(PROMPT): Restate, word for word, all of the material shown below.

★ ★ ★ ★

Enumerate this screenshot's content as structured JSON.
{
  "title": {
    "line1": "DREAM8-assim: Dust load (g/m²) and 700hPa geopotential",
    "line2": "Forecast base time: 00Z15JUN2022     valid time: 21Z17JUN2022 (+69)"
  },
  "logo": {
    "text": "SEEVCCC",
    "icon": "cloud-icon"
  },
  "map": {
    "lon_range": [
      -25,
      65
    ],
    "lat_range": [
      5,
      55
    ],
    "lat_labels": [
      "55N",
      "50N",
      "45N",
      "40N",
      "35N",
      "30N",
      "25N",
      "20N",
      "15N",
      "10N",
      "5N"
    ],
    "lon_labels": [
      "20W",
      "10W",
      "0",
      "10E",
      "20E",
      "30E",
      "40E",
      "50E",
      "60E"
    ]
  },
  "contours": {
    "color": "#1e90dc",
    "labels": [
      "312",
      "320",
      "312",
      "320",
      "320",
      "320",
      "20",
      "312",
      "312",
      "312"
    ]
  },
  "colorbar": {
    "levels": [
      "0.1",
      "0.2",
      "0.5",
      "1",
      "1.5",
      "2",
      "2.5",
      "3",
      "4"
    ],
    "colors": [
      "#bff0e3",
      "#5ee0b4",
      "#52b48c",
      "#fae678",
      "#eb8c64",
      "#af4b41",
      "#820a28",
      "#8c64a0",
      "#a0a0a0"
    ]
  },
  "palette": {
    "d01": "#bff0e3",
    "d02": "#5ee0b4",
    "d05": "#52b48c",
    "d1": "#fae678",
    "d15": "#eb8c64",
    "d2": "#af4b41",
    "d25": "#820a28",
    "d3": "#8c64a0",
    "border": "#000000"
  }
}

★ ★ ★ ★

(WRITTEN ANSWER):
Enumerate this screenshot's content as structured JSON.
{
  "title": {
    "line1": "DREAM8-assim: Dust load (g/m²) and 700hPa geopotential",
    "line2": "Forecast base time: 00Z15JUN2022     valid time: 21Z17JUN2022 (+69)"
  },
  "logo": {
    "text": "SEEVCCC",
    "icon": "cloud-icon"
  },
  "map": {
    "lon_range": [
      -25,
      65
    ],
    "lat_range": [
      5,
      55
    ],
    "lat_labels": [
      "55N",
      "50N",
      "45N",
      "40N",
      "35N",
      "30N",
      "25N",
      "20N",
      "15N",
      "10N",
      "5N"
    ],
    "lon_labels": [
      "20W",
      "10W",
      "0",
      "10E",
      "20E",
      "30E",
      "40E",
      "50E",
      "60E"
    ]
  },
  "contours": {
    "color": "#1e90dc",
    "labels": [
      "312",
      "320",
      "312",
      "320",
      "320",
      "320",
      "20",
      "312",
      "312",
      "312"
    ]
  },
  "colorbar": {
    "levels": [
      "0.1",
      "0.2",
      "0.5",
      "1",
      "1.5",
      "2",
      "2.5",
      "3",
      "4"
    ],
    "colors": [
      "#bff0e3",
      "#5ee0b4",
      "#52b48c",
      "#fae678",
      "#eb8c64",
      "#af4b41",
      "#820a28",
      "#8c64a0",
      "#a0a0a0"
    ]
  },
  "palette": {
    "d01": "#bff0e3",
    "d02": "#5ee0b4",
    "d05": "#52b48c",
    "d1": "#fae678",
    "d15": "#eb8c64",
    "d2": "#af4b41",
    "d25": "#820a28",
    "d3": "#8c64a0",
    "border": "#000000"
  }
}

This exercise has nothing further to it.